═══ DATASET ROWS

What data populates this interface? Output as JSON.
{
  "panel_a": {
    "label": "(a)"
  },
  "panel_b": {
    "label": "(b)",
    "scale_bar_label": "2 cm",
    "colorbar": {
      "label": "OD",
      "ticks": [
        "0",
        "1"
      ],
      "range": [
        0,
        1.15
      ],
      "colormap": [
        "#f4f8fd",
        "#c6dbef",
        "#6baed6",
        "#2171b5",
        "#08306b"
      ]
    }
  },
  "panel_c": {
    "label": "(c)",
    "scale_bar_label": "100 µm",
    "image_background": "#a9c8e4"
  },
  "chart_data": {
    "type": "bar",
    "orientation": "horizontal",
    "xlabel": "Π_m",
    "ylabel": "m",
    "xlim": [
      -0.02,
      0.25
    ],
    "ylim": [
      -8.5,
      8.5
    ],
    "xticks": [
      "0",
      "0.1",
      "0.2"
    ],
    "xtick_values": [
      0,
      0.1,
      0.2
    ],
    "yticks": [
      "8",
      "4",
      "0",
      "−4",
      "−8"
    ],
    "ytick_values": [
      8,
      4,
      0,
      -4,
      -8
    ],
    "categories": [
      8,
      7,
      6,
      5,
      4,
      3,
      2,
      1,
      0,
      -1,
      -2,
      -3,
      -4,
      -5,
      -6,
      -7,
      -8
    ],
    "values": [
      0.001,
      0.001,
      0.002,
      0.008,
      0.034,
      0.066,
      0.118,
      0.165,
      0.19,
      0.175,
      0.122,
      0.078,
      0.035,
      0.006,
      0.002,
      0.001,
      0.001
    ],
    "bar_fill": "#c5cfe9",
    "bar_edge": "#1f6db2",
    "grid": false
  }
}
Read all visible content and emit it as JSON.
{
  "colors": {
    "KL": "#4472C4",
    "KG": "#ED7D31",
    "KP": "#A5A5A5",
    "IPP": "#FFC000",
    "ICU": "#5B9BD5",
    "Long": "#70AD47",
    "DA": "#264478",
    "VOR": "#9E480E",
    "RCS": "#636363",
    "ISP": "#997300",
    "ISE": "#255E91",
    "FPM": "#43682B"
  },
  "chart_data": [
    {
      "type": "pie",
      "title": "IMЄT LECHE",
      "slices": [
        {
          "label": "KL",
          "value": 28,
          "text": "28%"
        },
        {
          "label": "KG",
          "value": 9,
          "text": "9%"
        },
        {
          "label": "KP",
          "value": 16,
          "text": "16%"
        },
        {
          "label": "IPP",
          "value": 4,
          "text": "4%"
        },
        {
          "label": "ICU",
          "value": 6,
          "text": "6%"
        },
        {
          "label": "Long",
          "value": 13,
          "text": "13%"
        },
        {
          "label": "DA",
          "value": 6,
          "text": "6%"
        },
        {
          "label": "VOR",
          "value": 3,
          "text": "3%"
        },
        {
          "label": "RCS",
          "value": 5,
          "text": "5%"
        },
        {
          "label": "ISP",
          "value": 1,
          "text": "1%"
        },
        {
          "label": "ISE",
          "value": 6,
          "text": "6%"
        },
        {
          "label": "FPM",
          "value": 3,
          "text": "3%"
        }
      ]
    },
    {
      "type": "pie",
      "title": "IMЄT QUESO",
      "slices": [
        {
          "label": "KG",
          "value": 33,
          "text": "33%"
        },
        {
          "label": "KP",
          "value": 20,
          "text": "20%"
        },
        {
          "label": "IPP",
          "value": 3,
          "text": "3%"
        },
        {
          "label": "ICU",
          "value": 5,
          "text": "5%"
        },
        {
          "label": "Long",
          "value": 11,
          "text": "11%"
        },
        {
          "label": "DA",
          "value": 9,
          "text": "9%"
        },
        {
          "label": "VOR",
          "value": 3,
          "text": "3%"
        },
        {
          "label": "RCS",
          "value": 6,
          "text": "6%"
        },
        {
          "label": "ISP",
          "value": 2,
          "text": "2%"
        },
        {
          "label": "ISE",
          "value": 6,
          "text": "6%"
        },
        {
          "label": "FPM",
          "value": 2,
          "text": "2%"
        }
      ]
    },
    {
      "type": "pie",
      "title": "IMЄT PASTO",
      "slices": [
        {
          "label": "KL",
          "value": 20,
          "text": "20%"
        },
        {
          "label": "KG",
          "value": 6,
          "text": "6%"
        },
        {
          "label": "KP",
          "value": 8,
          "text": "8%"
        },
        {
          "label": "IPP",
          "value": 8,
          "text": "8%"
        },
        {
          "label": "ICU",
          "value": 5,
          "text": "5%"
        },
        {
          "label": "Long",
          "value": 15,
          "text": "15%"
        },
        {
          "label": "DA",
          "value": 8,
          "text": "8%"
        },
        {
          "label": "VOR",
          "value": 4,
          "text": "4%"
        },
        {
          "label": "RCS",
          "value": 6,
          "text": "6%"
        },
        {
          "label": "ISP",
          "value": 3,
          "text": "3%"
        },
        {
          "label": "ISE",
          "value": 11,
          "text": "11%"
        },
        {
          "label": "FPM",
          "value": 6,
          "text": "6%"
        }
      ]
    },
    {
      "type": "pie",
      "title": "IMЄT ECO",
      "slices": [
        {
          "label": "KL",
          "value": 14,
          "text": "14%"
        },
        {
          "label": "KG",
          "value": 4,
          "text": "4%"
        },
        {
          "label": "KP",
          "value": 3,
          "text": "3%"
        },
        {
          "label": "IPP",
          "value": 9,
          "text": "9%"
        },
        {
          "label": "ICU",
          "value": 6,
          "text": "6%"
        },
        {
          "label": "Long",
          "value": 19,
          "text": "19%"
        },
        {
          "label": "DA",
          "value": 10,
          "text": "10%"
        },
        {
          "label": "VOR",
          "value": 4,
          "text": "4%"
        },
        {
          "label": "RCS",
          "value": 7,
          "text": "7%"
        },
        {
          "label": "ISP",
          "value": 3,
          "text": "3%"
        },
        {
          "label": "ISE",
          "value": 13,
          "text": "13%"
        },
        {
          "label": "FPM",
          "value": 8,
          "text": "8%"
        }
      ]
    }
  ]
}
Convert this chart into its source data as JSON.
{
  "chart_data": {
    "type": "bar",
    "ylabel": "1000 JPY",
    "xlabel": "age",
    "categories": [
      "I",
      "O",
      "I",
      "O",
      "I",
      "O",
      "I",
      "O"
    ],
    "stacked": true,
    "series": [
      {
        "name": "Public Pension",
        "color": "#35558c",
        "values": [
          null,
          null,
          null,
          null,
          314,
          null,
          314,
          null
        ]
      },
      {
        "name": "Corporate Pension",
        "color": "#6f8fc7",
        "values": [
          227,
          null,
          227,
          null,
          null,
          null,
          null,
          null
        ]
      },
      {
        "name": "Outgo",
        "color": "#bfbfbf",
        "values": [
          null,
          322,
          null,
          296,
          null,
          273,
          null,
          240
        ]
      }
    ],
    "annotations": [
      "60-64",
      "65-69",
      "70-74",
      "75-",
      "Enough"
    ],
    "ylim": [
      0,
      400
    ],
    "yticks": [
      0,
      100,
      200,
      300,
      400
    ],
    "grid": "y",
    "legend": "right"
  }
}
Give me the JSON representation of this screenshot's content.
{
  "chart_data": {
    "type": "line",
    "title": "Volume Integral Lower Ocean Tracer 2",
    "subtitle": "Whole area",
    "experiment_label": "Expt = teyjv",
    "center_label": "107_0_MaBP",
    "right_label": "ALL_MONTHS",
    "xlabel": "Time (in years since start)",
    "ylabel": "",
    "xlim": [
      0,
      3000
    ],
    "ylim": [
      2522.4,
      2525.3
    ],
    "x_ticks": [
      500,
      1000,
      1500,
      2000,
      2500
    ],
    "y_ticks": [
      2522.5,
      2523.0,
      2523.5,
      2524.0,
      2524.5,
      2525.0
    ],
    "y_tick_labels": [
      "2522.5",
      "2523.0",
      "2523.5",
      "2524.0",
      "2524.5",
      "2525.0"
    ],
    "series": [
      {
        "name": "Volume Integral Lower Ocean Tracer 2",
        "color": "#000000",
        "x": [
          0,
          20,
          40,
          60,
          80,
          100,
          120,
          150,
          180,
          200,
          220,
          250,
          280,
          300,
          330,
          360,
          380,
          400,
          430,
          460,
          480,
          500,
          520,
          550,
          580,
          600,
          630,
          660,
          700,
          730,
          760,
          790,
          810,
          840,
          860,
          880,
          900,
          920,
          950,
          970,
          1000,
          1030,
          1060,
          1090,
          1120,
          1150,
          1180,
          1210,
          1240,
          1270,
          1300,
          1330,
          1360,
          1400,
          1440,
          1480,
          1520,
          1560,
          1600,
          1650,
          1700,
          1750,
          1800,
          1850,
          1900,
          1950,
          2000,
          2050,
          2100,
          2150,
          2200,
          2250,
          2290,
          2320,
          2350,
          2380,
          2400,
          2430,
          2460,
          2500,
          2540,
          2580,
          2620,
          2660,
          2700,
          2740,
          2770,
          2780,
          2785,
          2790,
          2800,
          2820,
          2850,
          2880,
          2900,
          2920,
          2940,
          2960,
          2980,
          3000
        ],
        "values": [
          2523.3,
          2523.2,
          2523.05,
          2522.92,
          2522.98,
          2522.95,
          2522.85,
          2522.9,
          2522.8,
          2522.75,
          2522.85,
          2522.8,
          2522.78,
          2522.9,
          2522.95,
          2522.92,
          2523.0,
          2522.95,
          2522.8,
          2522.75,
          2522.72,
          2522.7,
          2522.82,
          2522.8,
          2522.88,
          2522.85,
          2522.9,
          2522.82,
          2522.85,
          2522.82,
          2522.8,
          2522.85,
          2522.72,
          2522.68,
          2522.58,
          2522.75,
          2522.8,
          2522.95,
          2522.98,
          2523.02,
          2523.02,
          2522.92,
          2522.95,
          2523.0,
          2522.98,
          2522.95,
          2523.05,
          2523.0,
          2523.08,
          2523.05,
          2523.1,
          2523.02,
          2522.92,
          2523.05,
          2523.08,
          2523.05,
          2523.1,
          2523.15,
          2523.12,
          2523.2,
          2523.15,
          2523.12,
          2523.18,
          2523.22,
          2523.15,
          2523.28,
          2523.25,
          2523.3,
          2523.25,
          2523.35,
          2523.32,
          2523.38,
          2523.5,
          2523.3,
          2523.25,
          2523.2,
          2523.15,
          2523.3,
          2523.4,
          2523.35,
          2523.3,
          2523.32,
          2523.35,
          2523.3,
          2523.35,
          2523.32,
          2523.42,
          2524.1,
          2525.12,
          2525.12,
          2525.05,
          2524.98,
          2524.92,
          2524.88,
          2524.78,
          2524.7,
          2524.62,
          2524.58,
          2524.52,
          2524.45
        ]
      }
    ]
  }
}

══════

GOAL -> Go over the records above and tally the lines with the word "Volume" in them. Give the number alone.

COMPLETED TASK -> 2